EXERCÍCIOS PROPOSTOS:
A - Responda com base no texto sobre a instalação "Forty Part Motet":
(i) De qual coral são as vozes usadas na obra?
(ii) A que altura os pedestais suspendem as caixas de som?
(iii) Como estava a sala quando o autor do texto entrou nela?
B - No texto sobre "Forty Part Motet", quais elementos formam a "confusão" que sobrepõe o silêncio abrupto no fim da gravação?
C - Retome o texto sobre a instalação "Forty Part Motet" logo após a última frase apresentada.

TEXTO DE LEITURA:

------------------------

Em "Forty Part Motet", Cardiff conta com as vozes do coral da Catedral de Salisbury, Inglaterra, para reproduzir o complexo moteto (composição polifônica medieval) de Thomas Tallis. Desta forma, ela, brilhantemente, personifica cada caixa de som de sua instalação, para que cada uma corresponda a uma voz diferente. Até mesmo a solução visual dada aos alto-falantes remete a esta aproximação do visitante à catedral: o uso de pedestais que suspendem as caixas à altura média de uma pessoa, assemelhando-se a um corpo e a uma cabeça.
Na minha opnião, o mais impressionante é a capacidade de uma obra que se desprende das amarras visuais, concentrando-se fortemente na acústica e reprodução sonora, ser tão "completa" a ponto de fazer o vistante esquecer de tudo aquilo que passava em sua mente. Ao entrar no ambiente, senti o som abraçar-me por todos os lados, e as vozes "de bastidores" que antecediam a composição principal fizeram-me acreditar plenamente que estava prestes a deparar-me com uma sala cheia de outros visitantes, o que me chocou mais ainda, pois a mesma estava vazia! A capacidade de Janet Cardiff de recriar esta "esfera musical épico-celestial", fez-me pensar que estava na Europa medieval; e a confusão de ruídos, tosses e vozes, que sobrepõe o silêncio abrupto que acompanha o fim da gravação, transportou-me de volta ao século XXI e, além disso, desorientou-me ao provocar a minha desesperada movimentação ao redor das caixas, à procura de um "novo som" (forma de interação).

------------------------

LINHAS DO CONJUNTO:
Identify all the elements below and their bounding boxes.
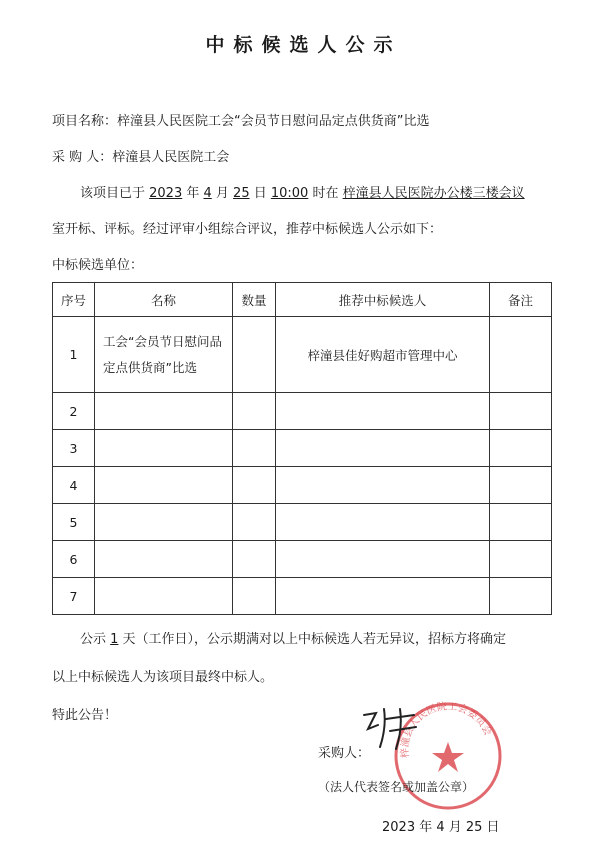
cell-no: 3 <box>53 430 95 467</box>
cell-candidate <box>276 393 490 430</box>
cell-no: 1 <box>53 317 95 393</box>
table-row <box>53 393 552 430</box>
table-row <box>53 578 552 615</box>
cell-qty <box>233 467 276 504</box>
project-value: 梓潼县人民医院工会“会员节日慰问品定点供货商”比选 <box>117 114 430 129</box>
cell-candidate <box>276 430 490 467</box>
table-row <box>53 504 552 541</box>
opening-text: 月 <box>211 186 234 201</box>
cell-qty <box>233 317 276 393</box>
signoff-rep-note: （法人代表签名或加盖公章） <box>318 780 475 794</box>
cell-candidate <box>276 467 490 504</box>
cell-name <box>95 393 233 430</box>
cell-no: 6 <box>53 541 95 578</box>
cell-candidate <box>276 541 490 578</box>
unit-label: 中标候选单位： <box>52 258 144 273</box>
opening-text: 时在 <box>308 186 343 201</box>
purchaser-line <box>52 146 229 165</box>
opening-time: 10:00 <box>270 186 309 201</box>
opening-text: 年 <box>182 186 204 201</box>
header-candidate: 推荐中标候选人 <box>276 283 490 317</box>
opening-text: 该项目已于 <box>80 186 150 201</box>
cell-candidate <box>276 504 490 541</box>
cell-note <box>490 504 552 541</box>
notice-line-2: 以上中标候选人为该项目最终中标人。 <box>52 670 274 685</box>
opening-line-1 <box>80 182 525 201</box>
cell-name <box>95 504 233 541</box>
notice-text: 天（工作日），公示期满对以上中标候选人若无异议，招标方将确定 <box>118 632 507 647</box>
cell-candidate: 梓潼县佳好购超市管理中心 <box>276 317 490 393</box>
cell-no: 7 <box>53 578 95 615</box>
cell-qty <box>233 541 276 578</box>
cell-name <box>95 467 233 504</box>
cell-qty <box>233 393 276 430</box>
purchaser-label: 采 购 人： <box>52 150 113 165</box>
cell-name: 工会“会员节日慰问品定点供货商”比选 <box>95 317 233 393</box>
opening-place: 梓潼县人民医院办公楼三楼会议 <box>342 186 525 201</box>
opening-month: 4 <box>203 186 212 201</box>
table-row <box>53 467 552 504</box>
cell-note <box>490 393 552 430</box>
cell-note <box>490 317 552 393</box>
cell-no: 2 <box>53 393 95 430</box>
cell-candidate <box>276 578 490 615</box>
notice-line-1 <box>80 628 506 647</box>
table-row <box>53 317 552 393</box>
cell-note <box>490 541 552 578</box>
table-row <box>53 541 552 578</box>
cell-name <box>95 430 233 467</box>
seal-star-icon <box>432 742 464 772</box>
cell-note <box>490 467 552 504</box>
signoff-purchaser-label: 采购人： <box>318 746 371 761</box>
seal-text: 梓潼县人民医院工会委员会 <box>399 701 494 759</box>
table-row <box>53 430 552 467</box>
cell-note <box>490 578 552 615</box>
cell-no: 5 <box>53 504 95 541</box>
page-title: 中标候选人公示 <box>205 34 402 56</box>
opening-line-2: 室开标、评标。经过评审小组综合评议，推荐中标候选人公示如下： <box>52 222 443 237</box>
cell-name <box>95 578 233 615</box>
table-header-row <box>53 283 552 317</box>
header-qty: 数量 <box>233 283 276 317</box>
cell-note <box>490 430 552 467</box>
closing-text: 特此公告！ <box>52 708 118 723</box>
opening-day: 25 <box>233 186 250 201</box>
opening-year: 2023 <box>149 186 183 201</box>
purchaser-value: 梓潼县人民医院工会 <box>112 150 230 165</box>
candidate-table <box>52 282 552 615</box>
cell-qty <box>233 504 276 541</box>
header-no: 序号 <box>53 283 95 317</box>
header-note: 备注 <box>490 283 552 317</box>
notice-text: 公示 <box>80 632 111 647</box>
notice-days: 1 <box>110 632 119 647</box>
project-label: 项目名称： <box>52 114 118 129</box>
signoff-date: 2023 年 4 月 25 日 <box>382 820 500 835</box>
cell-qty <box>233 578 276 615</box>
cell-name <box>95 541 233 578</box>
cell-no: 4 <box>53 467 95 504</box>
cell-qty <box>233 430 276 467</box>
header-name: 名称 <box>95 283 233 317</box>
project-line <box>52 110 430 129</box>
opening-text: 日 <box>249 186 271 201</box>
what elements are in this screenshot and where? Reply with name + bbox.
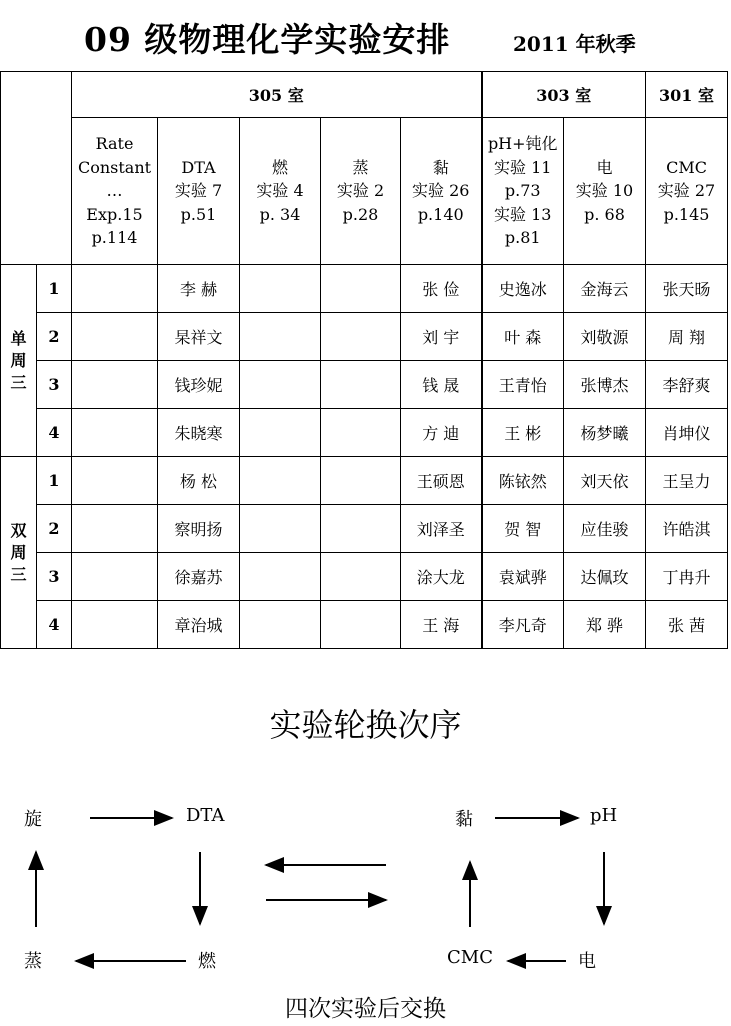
experiment-line: 实验 11 — [494, 157, 552, 177]
experiment-header — [564, 118, 646, 265]
experiment-line: 实验 2 — [336, 181, 385, 201]
student-cell: 钱珍妮 — [158, 361, 240, 409]
student-cell — [240, 553, 321, 601]
student-cell: 刘 宇 — [401, 313, 482, 361]
semester-label: 2011 年秋季 — [513, 32, 636, 56]
room-header: 301 室 — [646, 72, 728, 118]
student-cell: 李凡奇 — [482, 601, 564, 649]
student-cell: 王青怡 — [482, 361, 564, 409]
student-cell: 王呈力 — [646, 457, 728, 505]
row-number: 3 — [37, 361, 72, 409]
schedule-table — [0, 71, 728, 649]
student-cell: 刘敬源 — [564, 313, 646, 361]
experiment-line: Constant — [77, 157, 152, 177]
week-label-char: 三 — [10, 372, 27, 392]
experiment-line: DTA — [181, 157, 216, 177]
node-nian: 黏 — [455, 809, 473, 830]
rotation-title: 实验轮换次序 — [269, 706, 462, 744]
week-label-char: 单 — [10, 328, 27, 348]
experiment-line: 电 — [596, 157, 613, 177]
experiment-header — [158, 118, 240, 265]
experiment-line: 实验 27 — [657, 181, 716, 201]
student-cell: 钱 晟 — [401, 361, 482, 409]
experiment-line: p.28 — [342, 204, 379, 224]
student-cell: 许皓淇 — [646, 505, 728, 553]
student-cell: 陈铱然 — [482, 457, 564, 505]
experiment-line: pH+钝化 — [487, 134, 558, 154]
table-row — [1, 265, 728, 313]
student-cell — [240, 601, 321, 649]
node-cmc: CMC — [447, 947, 493, 968]
node-xuan: 旋 — [24, 809, 42, 830]
experiment-line: p.51 — [180, 204, 217, 224]
student-cell: 章治城 — [158, 601, 240, 649]
student-cell — [240, 409, 321, 457]
node-dian: 电 — [578, 951, 596, 972]
student-cell: 刘天依 — [564, 457, 646, 505]
student-cell — [72, 265, 158, 313]
row-number: 4 — [37, 409, 72, 457]
student-cell — [321, 361, 401, 409]
student-cell — [72, 313, 158, 361]
experiment-line: … — [106, 181, 123, 201]
experiment-line: p. 34 — [259, 204, 301, 224]
student-cell: 张天旸 — [646, 265, 728, 313]
student-cell: 王 彬 — [482, 409, 564, 457]
corner-cell — [1, 72, 72, 265]
room-header-row — [1, 72, 728, 118]
experiment-line: p.81 — [504, 228, 541, 248]
experiment-header — [321, 118, 401, 265]
row-number: 4 — [37, 601, 72, 649]
experiment-header — [482, 118, 564, 265]
student-cell — [240, 505, 321, 553]
student-cell: 达佩玫 — [564, 553, 646, 601]
week-label — [1, 457, 37, 649]
experiment-header-row — [1, 118, 728, 265]
experiment-line: 蒸 — [352, 157, 369, 177]
student-cell — [72, 553, 158, 601]
experiment-header — [401, 118, 482, 265]
experiment-line: Exp.15 — [86, 204, 143, 224]
student-cell: 王 海 — [401, 601, 482, 649]
student-cell — [321, 457, 401, 505]
row-number: 2 — [37, 313, 72, 361]
student-cell: 史逸冰 — [482, 265, 564, 313]
experiment-line: 实验 10 — [575, 181, 634, 201]
room-header: 305 室 — [72, 72, 482, 118]
student-cell — [321, 313, 401, 361]
student-cell: 涂大龙 — [401, 553, 482, 601]
rotation-arrows — [0, 790, 731, 990]
table-row — [1, 457, 728, 505]
student-cell: 贺 智 — [482, 505, 564, 553]
student-cell — [240, 361, 321, 409]
student-cell — [321, 409, 401, 457]
table-row — [1, 313, 728, 361]
node-dta: DTA — [186, 805, 225, 826]
table-row — [1, 361, 728, 409]
experiment-line: CMC — [666, 157, 707, 177]
student-cell: 叶 森 — [482, 313, 564, 361]
experiment-line: 实验 4 — [256, 181, 304, 201]
row-number: 2 — [37, 505, 72, 553]
student-cell — [321, 553, 401, 601]
experiment-line: 黏 — [432, 157, 449, 177]
table-row — [1, 505, 728, 553]
student-cell: 李舒爽 — [646, 361, 728, 409]
student-cell: 徐嘉苏 — [158, 553, 240, 601]
node-zheng: 蒸 — [24, 951, 42, 972]
row-number: 1 — [37, 265, 72, 313]
student-cell: 张博杰 — [564, 361, 646, 409]
student-cell: 应佳骏 — [564, 505, 646, 553]
student-cell: 刘泽圣 — [401, 505, 482, 553]
week-label-char: 三 — [10, 564, 27, 584]
table-row — [1, 553, 728, 601]
experiment-line: 燃 — [271, 157, 288, 177]
student-cell — [72, 601, 158, 649]
experiment-line: p. 68 — [584, 204, 625, 224]
experiment-line: p.114 — [91, 228, 138, 248]
student-cell: 朱晓寒 — [158, 409, 240, 457]
student-cell: 丁冉升 — [646, 553, 728, 601]
student-cell — [321, 505, 401, 553]
student-cell — [72, 457, 158, 505]
student-cell: 金海云 — [564, 265, 646, 313]
student-cell: 杨梦曦 — [564, 409, 646, 457]
student-cell — [240, 457, 321, 505]
student-cell — [72, 505, 158, 553]
week-label-char: 双 — [10, 520, 27, 540]
experiment-line: p.73 — [504, 181, 541, 201]
week-label-char: 周 — [10, 350, 27, 370]
experiment-line: 实验 13 — [494, 204, 552, 224]
table-row — [1, 601, 728, 649]
student-cell: 方 迪 — [401, 409, 482, 457]
experiment-line: 实验 7 — [174, 181, 223, 201]
row-number: 1 — [37, 457, 72, 505]
week-label-char: 周 — [10, 542, 27, 562]
student-cell: 杨 松 — [158, 457, 240, 505]
student-cell: 郑 骅 — [564, 601, 646, 649]
student-cell — [321, 601, 401, 649]
experiment-line: p.145 — [663, 204, 710, 224]
student-cell — [321, 265, 401, 313]
experiment-line: p.140 — [417, 204, 464, 224]
exchange-note: 四次实验后交换 — [285, 996, 446, 1022]
student-cell: 肖坤仪 — [646, 409, 728, 457]
experiment-line: Rate — [95, 134, 134, 154]
node-ran: 燃 — [198, 951, 216, 972]
student-cell: 杲祥文 — [158, 313, 240, 361]
experiment-header — [72, 118, 158, 265]
experiment-header — [240, 118, 321, 265]
node-ph: pH — [590, 805, 618, 826]
student-cell: 周 翔 — [646, 313, 728, 361]
table-row — [1, 409, 728, 457]
student-cell: 张 俭 — [401, 265, 482, 313]
page-header — [0, 14, 731, 64]
student-cell: 察明扬 — [158, 505, 240, 553]
student-cell — [72, 361, 158, 409]
week-label — [1, 265, 37, 457]
experiment-header — [646, 118, 728, 265]
page-title: 09 级物理化学实验安排 — [84, 20, 451, 59]
room-header: 303 室 — [482, 72, 646, 118]
student-cell — [240, 265, 321, 313]
student-cell: 李 赫 — [158, 265, 240, 313]
experiment-line: 实验 26 — [412, 181, 470, 201]
student-cell — [72, 409, 158, 457]
row-number: 3 — [37, 553, 72, 601]
student-cell: 袁斌骅 — [482, 553, 564, 601]
student-cell: 张 茜 — [646, 601, 728, 649]
student-cell — [240, 313, 321, 361]
student-cell: 王硕恩 — [401, 457, 482, 505]
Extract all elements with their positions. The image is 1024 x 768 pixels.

------------------------

RESPOSTAS:
A -
(i) Do coral da Catedral de Salisbury, na Inglaterra.
(ii) À altura média de uma pessoa.
(iii) Estava vazia.

B - Ruídos, tosses e vozes.

C -
Uma incrível obra, de uma artista interessantíssima, onde a audição sobrepõe quaisquer outros sentidos humanos. Simplesmente não quis mais sair daquela sala! Uma verdadeira abstração!
OUTRAS OBRAS [com George Bures Miller]
THE MURDER OF CROWS, 2008
http://www.youtube.com/watch?v=Xfa2fvWZ6IIhttp://www.youtube.com/watch?v=Z9xEpyqLxDw
Mais uma vez, porém em parceria com outro artista, Cardiff explora o universo sonoro em sua obra. Com 98 caixas de som, ela tenta espelhar o surrealismo do "mundo de sonhos", com mais uma "confusão perfeitamente arranjada" feita por sua voz, o barulho de pássaros voando, uma banda marchante e ruídos de uma fábrica. Este ambiente "sinistro" instalado é comparável à situação política atual, caótica; e o posicionamento de um megafone no centro da obra, de onde a voz da autora é projetada, retrata o aprisionamento do ser em meio a seus sonhos apocalípticos.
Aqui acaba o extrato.